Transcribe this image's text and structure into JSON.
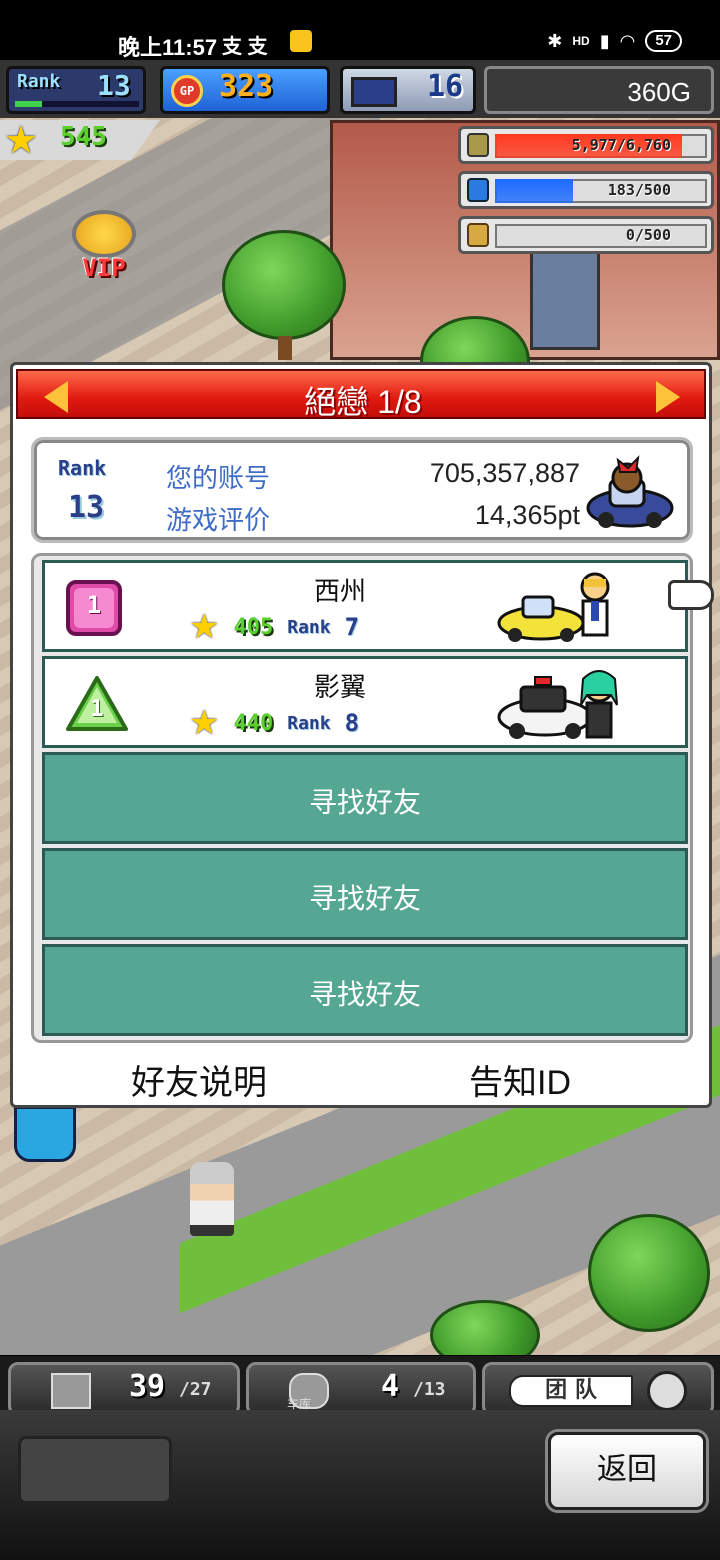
{
  "status_bar": {
    "time": "晚上11:57",
    "notif_glyphs": "支 支",
    "signal_label": "HD",
    "battery": "57"
  },
  "hud": {
    "rank_label": "Rank",
    "rank_value": "13",
    "rank_progress": 0.22,
    "gp_label": "GP",
    "gp_value": "323",
    "pc_value": "16",
    "money": "360G"
  },
  "star_score": "545",
  "resources": [
    {
      "icon": "coin-stack-icon",
      "text": "5,977/6,760",
      "color": "#ff3a20",
      "fraction": 0.88
    },
    {
      "icon": "fuel-can-icon",
      "text": "183/500",
      "color": "#1e6bff",
      "fraction": 0.366
    },
    {
      "icon": "wheat-icon",
      "text": "0/500",
      "color": "#cfa24a",
      "fraction": 0
    }
  ],
  "vip_label": "VIP",
  "dialog": {
    "title": "絕戀 1/8",
    "my_rank_label": "Rank",
    "my_rank_value": "13",
    "account_label": "您的账号",
    "account_value": "705,357,887",
    "rating_label": "游戏评价",
    "rating_value": "14,365pt",
    "friends": [
      {
        "badge": "1",
        "name": "西州",
        "stars": "405",
        "rank_label": "Rank",
        "rank": "7"
      },
      {
        "badge": "1",
        "name": "影翼",
        "stars": "440",
        "rank_label": "Rank",
        "rank": "8"
      }
    ],
    "find_friend_label": "寻找好友",
    "friend_help_label": "好友说明",
    "notify_id_label": "告知ID"
  },
  "bottom": {
    "tab1_count": "39",
    "tab1_total": "/27",
    "tab2_count": "4",
    "tab2_total": "/13",
    "garage_label": "车库",
    "team_label": "团 队",
    "back_label": "返回"
  },
  "colors": {
    "title_bar": "#e01a10",
    "find_row": "#56a694",
    "accent_blue": "#3f6cc6"
  }
}
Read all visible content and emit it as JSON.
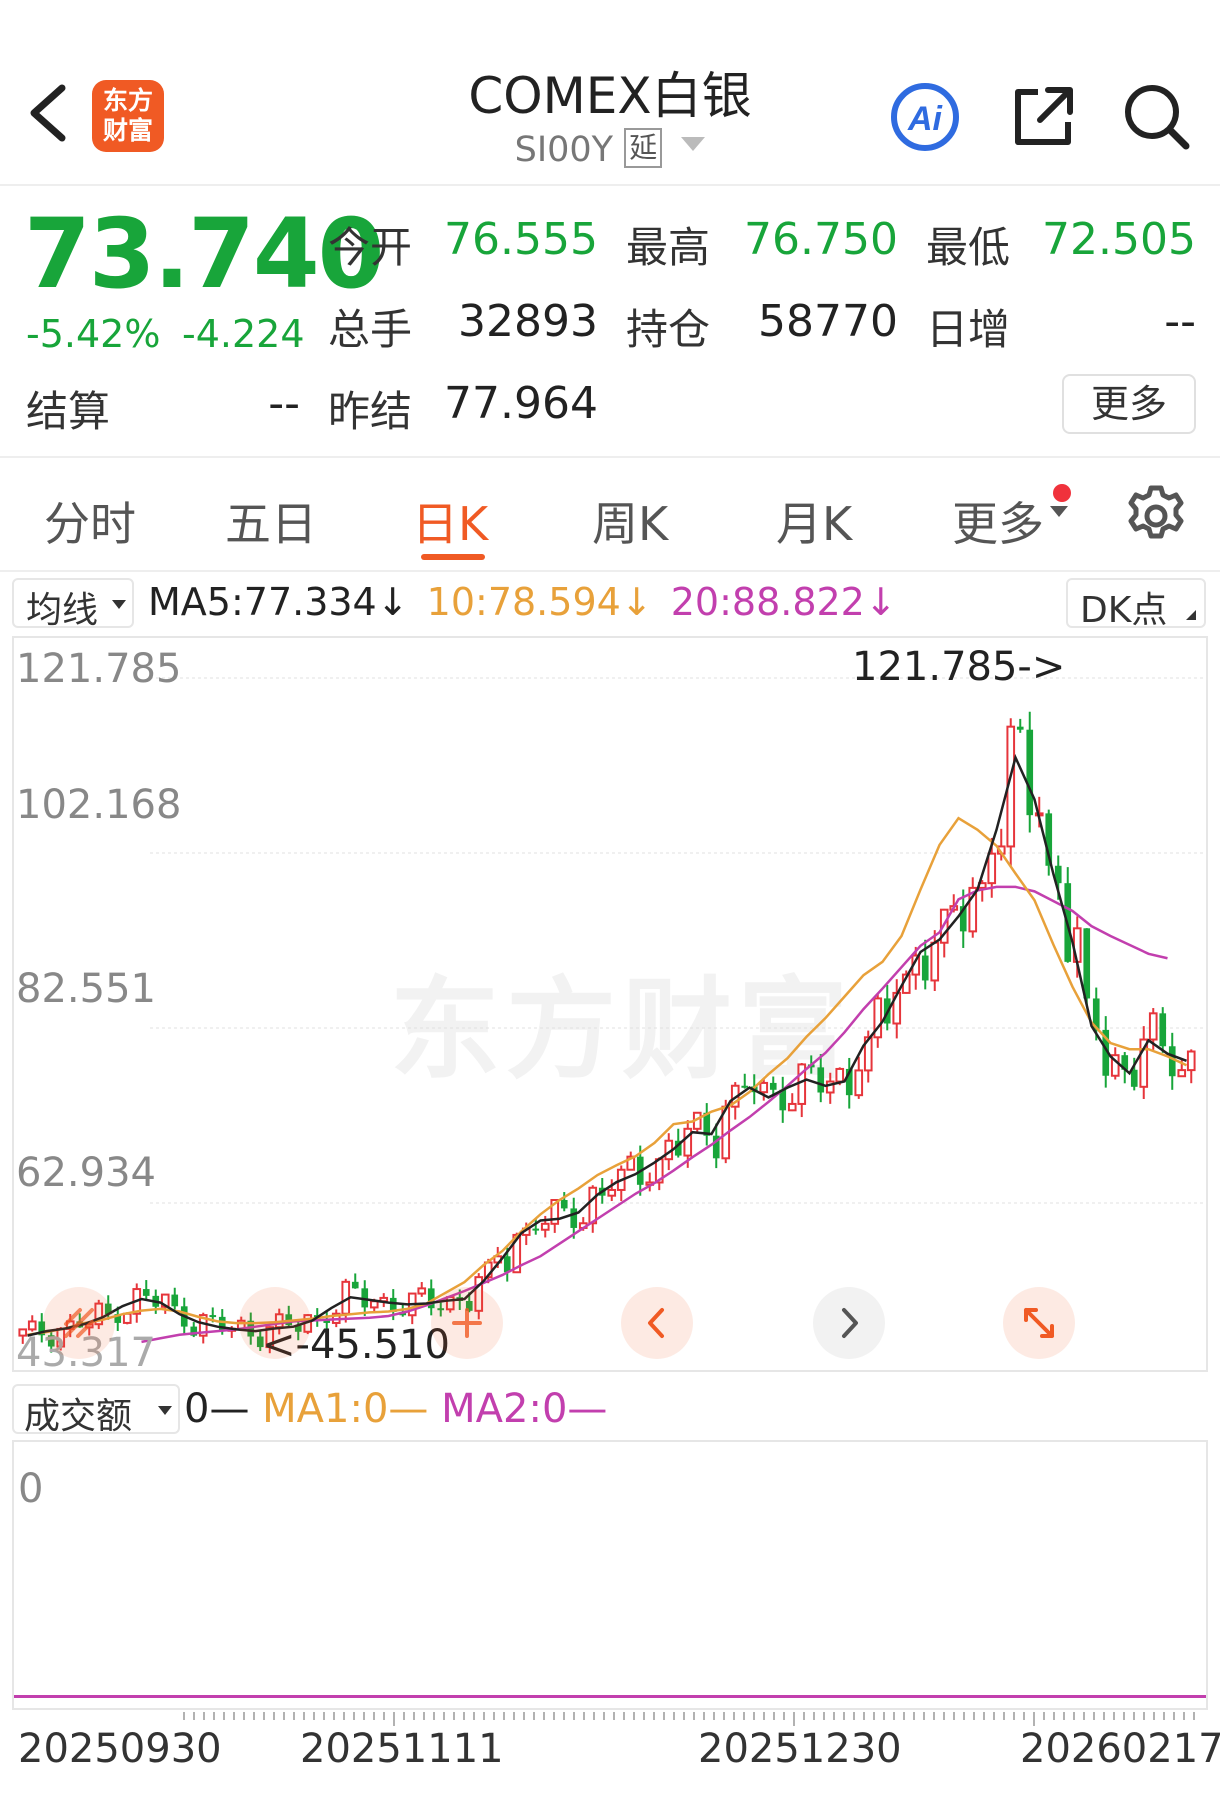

──────────

#### [GOAL OF THE EXERCISE]
Retype every record above exactly as written, but leave out the pictures.

#### [SOLUTION TO THE EXERCISE]
Transcribe this image's text and structure into JSON.
{
  "status_bar": {
    "time": "晚上11:57",
    "notif_glyphs": "支 支",
    "signal_label": "HD",
    "battery": "57"
  },
  "hud": {
    "rank_label": "Rank",
    "rank_value": "13",
    "rank_progress": 0.22,
    "gp_label": "GP",
    "gp_value": "323",
    "pc_value": "16",
    "money": "360G"
  },
  "star_score": "545",
  "resources": [
    {
      "icon": "coin-stack-icon",
      "text": "5,977/6,760",
      "color": "#ff3a20",
      "fraction": 0.88
    },
    {
      "icon": "fuel-can-icon",
      "text": "183/500",
      "color": "#1e6bff",
      "fraction": 0.366
    },
    {
      "icon": "wheat-icon",
      "text": "0/500",
      "color": "#cfa24a",
      "fraction": 0
    }
  ],
  "vip_label": "VIP",
  "dialog": {
    "title": "絕戀 1/8",
    "my_rank_label": "Rank",
    "my_rank_value": "13",
    "account_label": "您的账号",
    "account_value": "705,357,887",
    "rating_label": "游戏评价",
    "rating_value": "14,365pt",
    "friends": [
      {
        "badge": "1",
        "name": "西州",
        "stars": "405",
        "rank_label": "Rank",
        "rank": "7"
      },
      {
        "badge": "1",
        "name": "影翼",
        "stars": "440",
        "rank_label": "Rank",
        "rank": "8"
      }
    ],
    "find_friend_label": "寻找好友",
    "friend_help_label": "好友说明",
    "notify_id_label": "告知ID"
  },
  "bottom": {
    "tab1_count": "39",
    "tab1_total": "/27",
    "tab2_count": "4",
    "tab2_total": "/13",
    "garage_label": "车库",
    "team_label": "团 队",
    "back_label": "返回"
  },
  "colors": {
    "title_bar": "#e01a10",
    "find_row": "#56a694",
    "accent_blue": "#3f6cc6"
  }
}
Read all visible content and emit it as JSON.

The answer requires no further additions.